• Data entries

++++++++

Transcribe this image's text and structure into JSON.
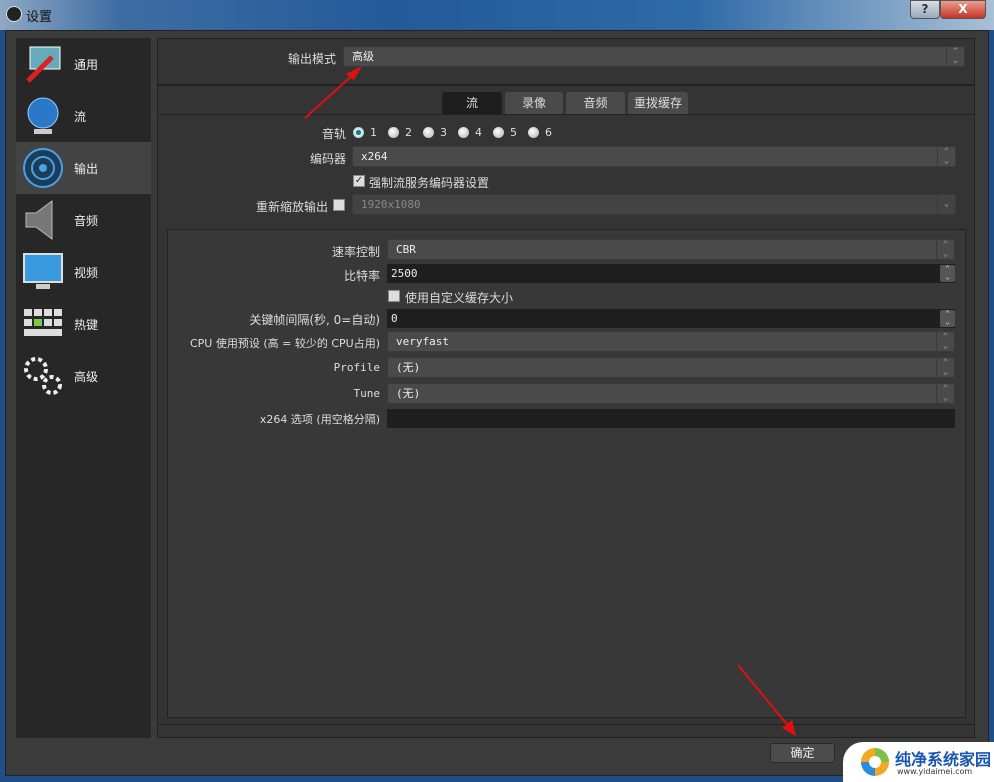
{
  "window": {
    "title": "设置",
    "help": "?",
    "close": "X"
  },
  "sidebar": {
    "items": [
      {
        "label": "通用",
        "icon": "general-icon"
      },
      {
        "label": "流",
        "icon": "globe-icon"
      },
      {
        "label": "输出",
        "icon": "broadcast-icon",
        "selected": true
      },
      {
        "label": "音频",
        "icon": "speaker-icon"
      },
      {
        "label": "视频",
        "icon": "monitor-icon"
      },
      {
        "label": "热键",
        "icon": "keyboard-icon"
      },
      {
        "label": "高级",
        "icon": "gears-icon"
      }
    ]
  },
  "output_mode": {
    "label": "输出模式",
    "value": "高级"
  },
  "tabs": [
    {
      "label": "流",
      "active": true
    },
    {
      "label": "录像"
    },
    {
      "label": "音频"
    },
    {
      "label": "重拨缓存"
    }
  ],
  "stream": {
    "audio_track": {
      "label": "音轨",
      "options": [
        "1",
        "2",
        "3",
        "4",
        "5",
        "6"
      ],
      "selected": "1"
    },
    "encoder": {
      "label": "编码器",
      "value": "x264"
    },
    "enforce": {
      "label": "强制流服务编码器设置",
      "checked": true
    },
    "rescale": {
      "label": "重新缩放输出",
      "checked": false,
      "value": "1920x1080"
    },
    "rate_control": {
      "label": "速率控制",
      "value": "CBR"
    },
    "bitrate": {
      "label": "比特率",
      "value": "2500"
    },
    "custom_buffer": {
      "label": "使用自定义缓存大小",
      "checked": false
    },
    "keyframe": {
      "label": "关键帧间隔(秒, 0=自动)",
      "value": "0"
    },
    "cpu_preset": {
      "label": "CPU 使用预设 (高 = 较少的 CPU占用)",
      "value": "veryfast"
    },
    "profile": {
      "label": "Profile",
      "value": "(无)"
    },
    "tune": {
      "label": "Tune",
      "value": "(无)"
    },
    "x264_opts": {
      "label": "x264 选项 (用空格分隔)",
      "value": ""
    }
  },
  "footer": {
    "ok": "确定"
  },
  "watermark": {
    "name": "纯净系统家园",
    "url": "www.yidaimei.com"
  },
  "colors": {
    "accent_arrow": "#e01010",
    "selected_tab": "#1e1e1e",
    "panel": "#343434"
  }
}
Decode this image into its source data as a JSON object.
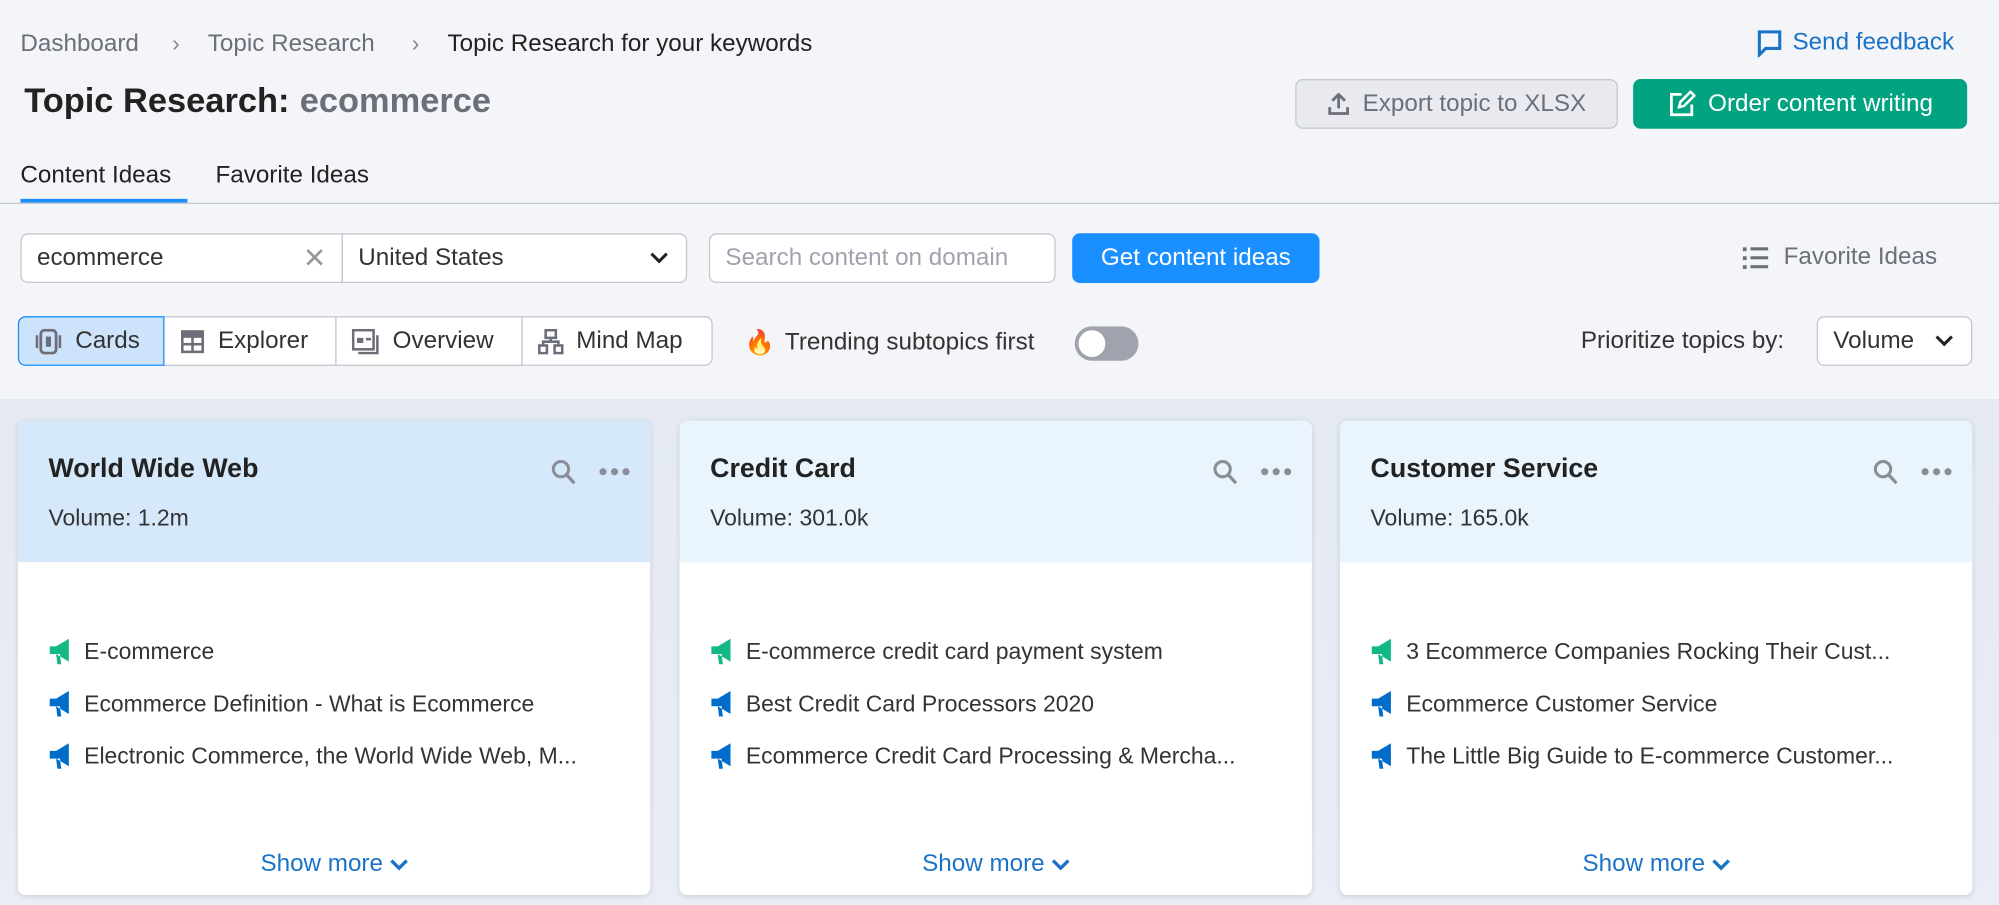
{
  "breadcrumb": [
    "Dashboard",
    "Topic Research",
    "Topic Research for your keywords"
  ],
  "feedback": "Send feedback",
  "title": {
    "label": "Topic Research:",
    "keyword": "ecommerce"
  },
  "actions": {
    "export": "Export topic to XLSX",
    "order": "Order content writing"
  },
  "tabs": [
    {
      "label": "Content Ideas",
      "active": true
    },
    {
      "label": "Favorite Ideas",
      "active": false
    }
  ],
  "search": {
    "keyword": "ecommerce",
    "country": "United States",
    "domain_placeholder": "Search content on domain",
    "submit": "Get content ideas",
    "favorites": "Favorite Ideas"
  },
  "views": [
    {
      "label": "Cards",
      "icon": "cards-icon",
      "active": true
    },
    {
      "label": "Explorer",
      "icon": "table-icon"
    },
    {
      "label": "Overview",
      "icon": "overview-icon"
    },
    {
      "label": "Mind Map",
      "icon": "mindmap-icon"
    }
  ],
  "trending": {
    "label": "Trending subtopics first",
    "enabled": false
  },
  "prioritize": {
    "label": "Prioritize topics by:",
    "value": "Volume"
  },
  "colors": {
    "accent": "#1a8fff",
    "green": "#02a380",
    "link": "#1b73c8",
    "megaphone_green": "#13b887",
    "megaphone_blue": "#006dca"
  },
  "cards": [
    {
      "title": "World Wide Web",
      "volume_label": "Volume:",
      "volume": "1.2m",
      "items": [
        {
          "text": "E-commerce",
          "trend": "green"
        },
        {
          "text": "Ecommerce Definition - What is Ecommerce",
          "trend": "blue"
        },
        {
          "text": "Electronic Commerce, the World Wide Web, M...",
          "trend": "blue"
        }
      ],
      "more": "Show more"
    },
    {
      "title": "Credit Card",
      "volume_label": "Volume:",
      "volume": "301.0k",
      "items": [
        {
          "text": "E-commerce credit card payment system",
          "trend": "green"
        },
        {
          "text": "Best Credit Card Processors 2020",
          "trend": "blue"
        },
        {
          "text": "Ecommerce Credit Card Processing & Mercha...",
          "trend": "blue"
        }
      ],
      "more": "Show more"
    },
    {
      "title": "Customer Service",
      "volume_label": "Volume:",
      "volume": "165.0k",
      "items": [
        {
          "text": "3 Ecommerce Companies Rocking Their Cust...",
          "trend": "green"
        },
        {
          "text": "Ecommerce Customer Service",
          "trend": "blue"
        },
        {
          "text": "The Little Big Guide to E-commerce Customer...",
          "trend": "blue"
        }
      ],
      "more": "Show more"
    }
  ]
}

++++++++

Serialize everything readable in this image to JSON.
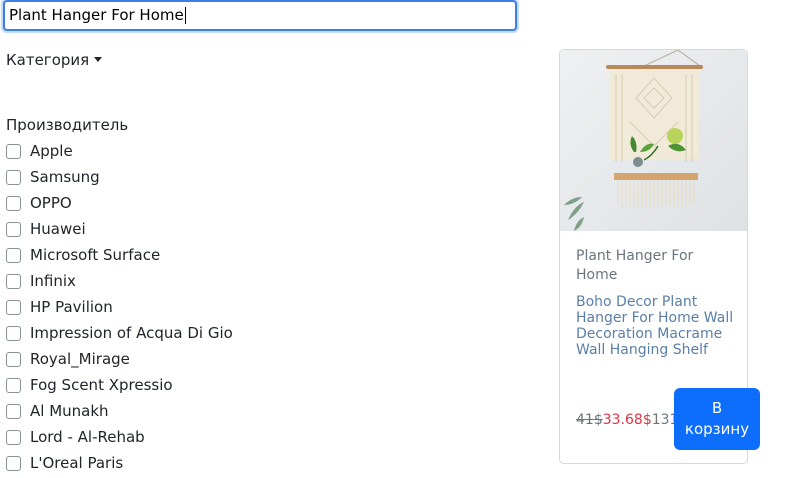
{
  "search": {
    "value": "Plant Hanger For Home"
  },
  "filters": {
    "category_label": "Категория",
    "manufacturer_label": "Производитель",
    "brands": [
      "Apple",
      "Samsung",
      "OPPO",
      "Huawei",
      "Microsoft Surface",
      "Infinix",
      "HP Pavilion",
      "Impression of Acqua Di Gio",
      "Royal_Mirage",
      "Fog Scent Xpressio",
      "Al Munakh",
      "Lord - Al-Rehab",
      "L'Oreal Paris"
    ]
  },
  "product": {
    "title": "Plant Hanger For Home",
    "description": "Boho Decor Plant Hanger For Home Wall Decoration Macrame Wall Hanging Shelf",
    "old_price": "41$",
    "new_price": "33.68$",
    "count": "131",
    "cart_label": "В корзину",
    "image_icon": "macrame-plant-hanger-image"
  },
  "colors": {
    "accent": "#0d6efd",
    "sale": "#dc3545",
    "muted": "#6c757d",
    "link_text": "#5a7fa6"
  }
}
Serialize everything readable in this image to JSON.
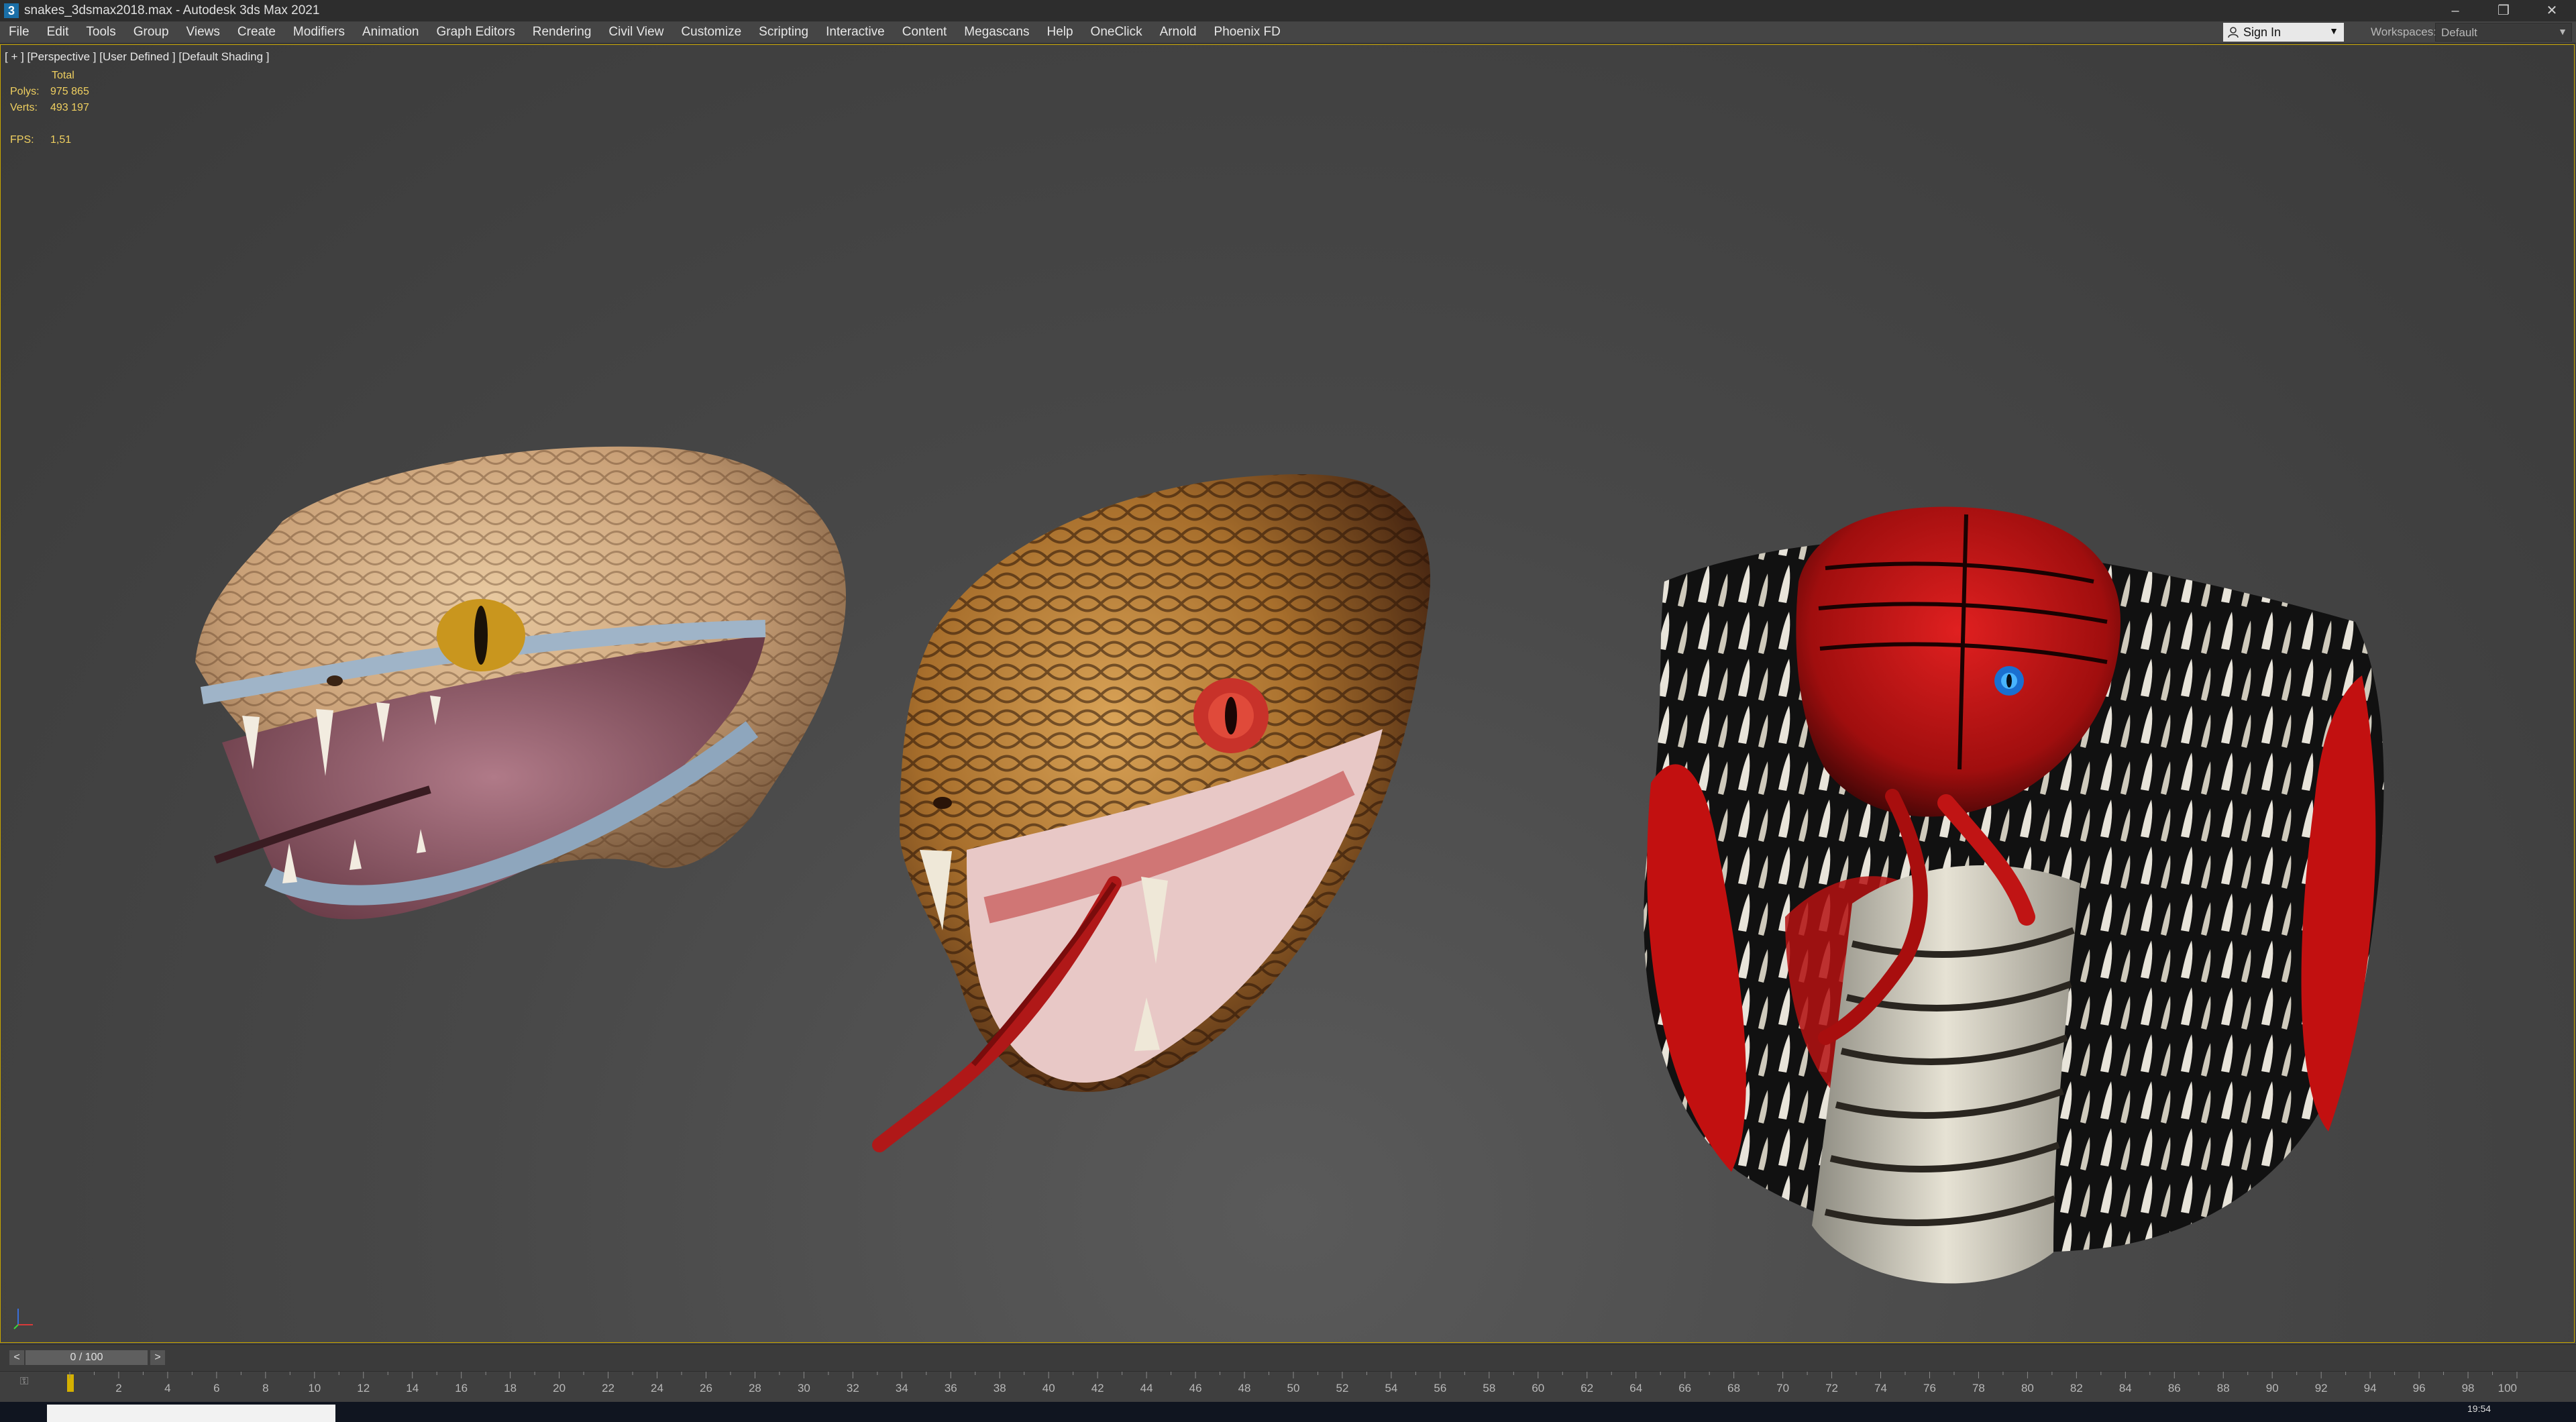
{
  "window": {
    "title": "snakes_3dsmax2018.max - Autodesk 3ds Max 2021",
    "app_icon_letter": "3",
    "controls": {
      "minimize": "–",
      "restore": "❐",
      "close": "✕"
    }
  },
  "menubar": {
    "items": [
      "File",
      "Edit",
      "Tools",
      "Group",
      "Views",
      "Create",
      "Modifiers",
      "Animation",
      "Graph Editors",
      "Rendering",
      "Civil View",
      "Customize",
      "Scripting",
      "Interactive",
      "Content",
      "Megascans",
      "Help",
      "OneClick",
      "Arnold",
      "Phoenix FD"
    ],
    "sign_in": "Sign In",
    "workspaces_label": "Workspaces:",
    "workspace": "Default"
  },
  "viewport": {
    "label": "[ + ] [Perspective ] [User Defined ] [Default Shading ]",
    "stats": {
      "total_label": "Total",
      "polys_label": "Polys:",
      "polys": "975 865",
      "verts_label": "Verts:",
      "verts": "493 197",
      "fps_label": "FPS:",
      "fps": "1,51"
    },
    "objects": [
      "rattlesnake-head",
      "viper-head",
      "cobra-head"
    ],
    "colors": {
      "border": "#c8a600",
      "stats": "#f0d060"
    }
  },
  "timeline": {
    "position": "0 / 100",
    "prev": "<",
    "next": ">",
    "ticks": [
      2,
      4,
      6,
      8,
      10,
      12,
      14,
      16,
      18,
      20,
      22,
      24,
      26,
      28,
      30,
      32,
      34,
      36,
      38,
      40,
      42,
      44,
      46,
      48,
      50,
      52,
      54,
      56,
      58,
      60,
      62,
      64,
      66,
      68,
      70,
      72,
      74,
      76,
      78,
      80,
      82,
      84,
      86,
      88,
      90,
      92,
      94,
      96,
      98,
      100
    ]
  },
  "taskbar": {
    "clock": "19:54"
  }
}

++++++++

• WHAT TO PRODUCE
Look back over the material above and state how many lines hold the word "Customer". Write the number and nothing else.

• SOLUTION TO THIS TASK
3